» WHAT IS ASKED: Make an exact copy of the entries below with the pictures removed.

* START ENTRIES PROVIDED *

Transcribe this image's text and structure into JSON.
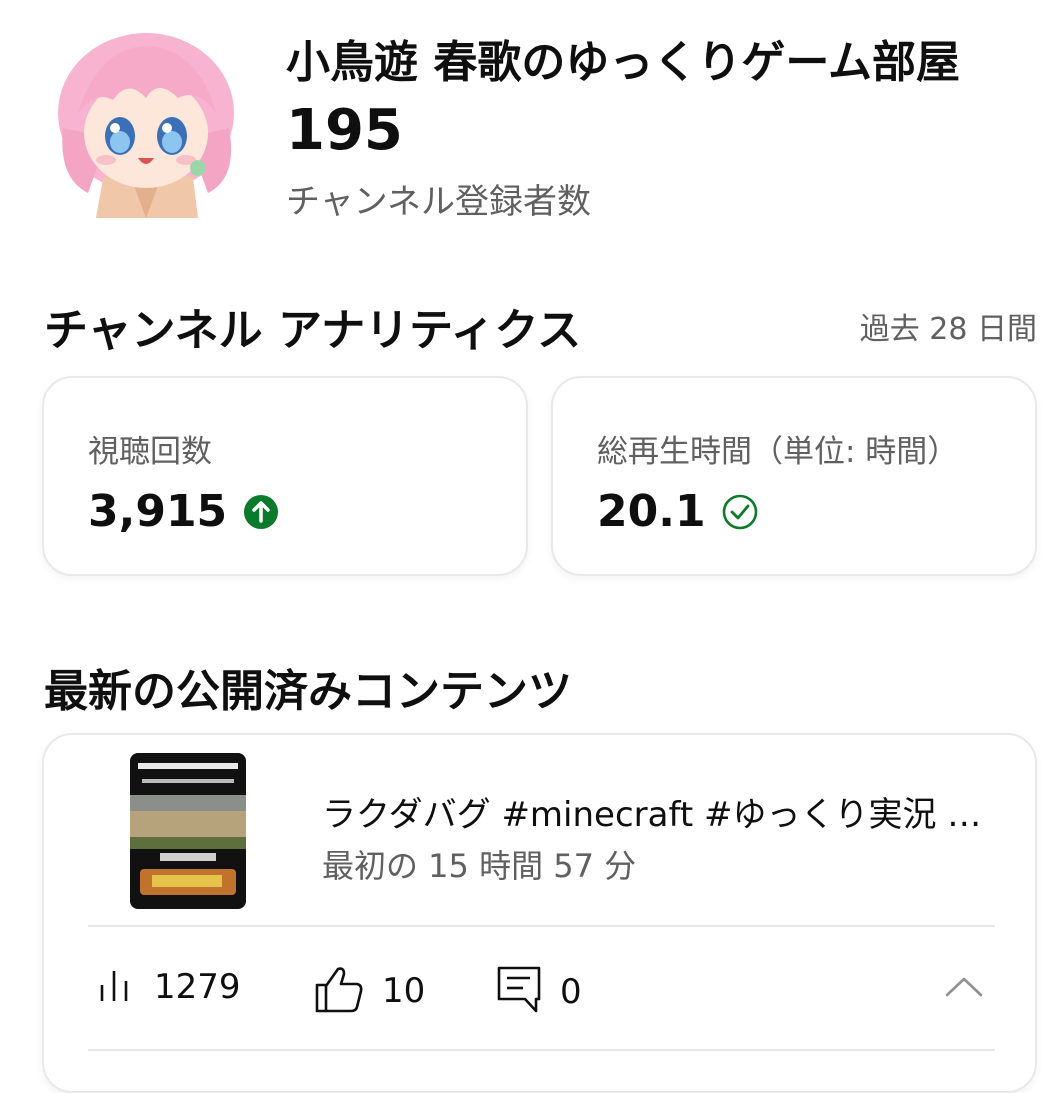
{
  "channel": {
    "name": "小鳥遊 春歌のゆっくりゲーム部屋",
    "subscriber_count": "195",
    "subscriber_label": "チャンネル登録者数"
  },
  "analytics": {
    "title": "チャンネル アナリティクス",
    "period": "過去 28 日間",
    "views": {
      "label": "視聴回数",
      "value": "3,915",
      "status_icon": "arrow-up-circle-icon",
      "status_color": "#0b7a2a"
    },
    "watch_time": {
      "label": "総再生時間（単位: 時間）",
      "value": "20.1",
      "status_icon": "check-circle-icon",
      "status_color": "#0b7a2a"
    }
  },
  "latest": {
    "title": "最新の公開済みコンテンツ",
    "video": {
      "title": "ラクダバグ #minecraft #ゆっくり実況 …",
      "time": "最初の 15 時間 57 分",
      "views": "1279",
      "likes": "10",
      "comments": "0"
    }
  }
}
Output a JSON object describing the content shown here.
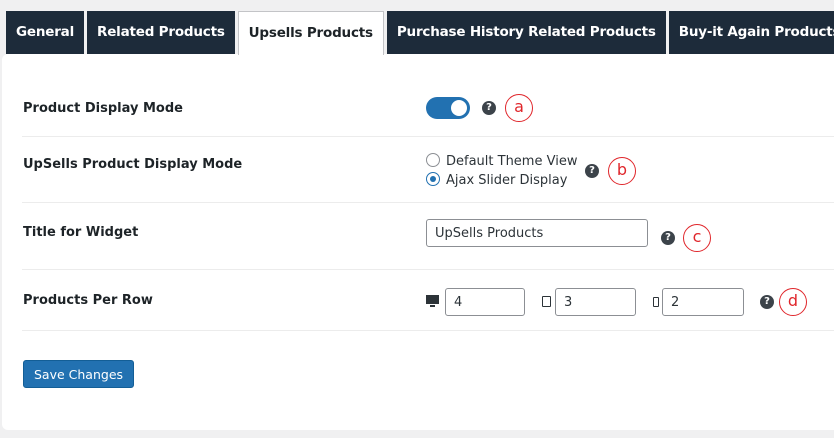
{
  "tabs": [
    {
      "label": "General",
      "active": false
    },
    {
      "label": "Related Products",
      "active": false
    },
    {
      "label": "Upsells Products",
      "active": true
    },
    {
      "label": "Purchase History Related Products",
      "active": false
    },
    {
      "label": "Buy-it Again Products",
      "active": false
    }
  ],
  "settings": {
    "display_mode": {
      "label": "Product Display Mode",
      "enabled": true,
      "help": "?",
      "annotation": "a"
    },
    "upsells_display_mode": {
      "label": "UpSells Product Display Mode",
      "options": [
        "Default Theme View",
        "Ajax Slider Display"
      ],
      "selected": "Ajax Slider Display",
      "help": "?",
      "annotation": "b"
    },
    "widget_title": {
      "label": "Title for Widget",
      "value": "UpSells Products",
      "help": "?",
      "annotation": "c"
    },
    "products_per_row": {
      "label": "Products Per Row",
      "desktop": "4",
      "tablet": "3",
      "mobile": "2",
      "help": "?",
      "annotation": "d"
    }
  },
  "save_button_label": "Save Changes",
  "colors": {
    "tab_bg": "#1d2b3a",
    "accent": "#2271b1",
    "annotation": "#e0262b"
  }
}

* END ENTRIES PROVIDED *

» RESPONSE TO THIS TASK:
Transcribe this image's text and structure into JSON.
{
  "channel": {
    "name": "小鳥遊 春歌のゆっくりゲーム部屋",
    "subscriber_count": "195",
    "subscriber_label": "チャンネル登録者数"
  },
  "analytics": {
    "title": "チャンネル アナリティクス",
    "period": "過去 28 日間",
    "views": {
      "label": "視聴回数",
      "value": "3,915",
      "status_icon": "arrow-up-circle-icon",
      "status_color": "#0b7a2a"
    },
    "watch_time": {
      "label": "総再生時間（単位: 時間）",
      "value": "20.1",
      "status_icon": "check-circle-icon",
      "status_color": "#0b7a2a"
    }
  },
  "latest": {
    "title": "最新の公開済みコンテンツ",
    "video": {
      "title": "ラクダバグ #minecraft #ゆっくり実況 …",
      "time": "最初の 15 時間 57 分",
      "views": "1279",
      "likes": "10",
      "comments": "0"
    }
  }
}
Output a JSON object describing the content shown here.
{
  "tabs": [
    {
      "label": "General",
      "active": false
    },
    {
      "label": "Related Products",
      "active": false
    },
    {
      "label": "Upsells Products",
      "active": true
    },
    {
      "label": "Purchase History Related Products",
      "active": false
    },
    {
      "label": "Buy-it Again Products",
      "active": false
    }
  ],
  "settings": {
    "display_mode": {
      "label": "Product Display Mode",
      "enabled": true,
      "help": "?",
      "annotation": "a"
    },
    "upsells_display_mode": {
      "label": "UpSells Product Display Mode",
      "options": [
        "Default Theme View",
        "Ajax Slider Display"
      ],
      "selected": "Ajax Slider Display",
      "help": "?",
      "annotation": "b"
    },
    "widget_title": {
      "label": "Title for Widget",
      "value": "UpSells Products",
      "help": "?",
      "annotation": "c"
    },
    "products_per_row": {
      "label": "Products Per Row",
      "desktop": "4",
      "tablet": "3",
      "mobile": "2",
      "help": "?",
      "annotation": "d"
    }
  },
  "save_button_label": "Save Changes",
  "colors": {
    "tab_bg": "#1d2b3a",
    "accent": "#2271b1",
    "annotation": "#e0262b"
  }
}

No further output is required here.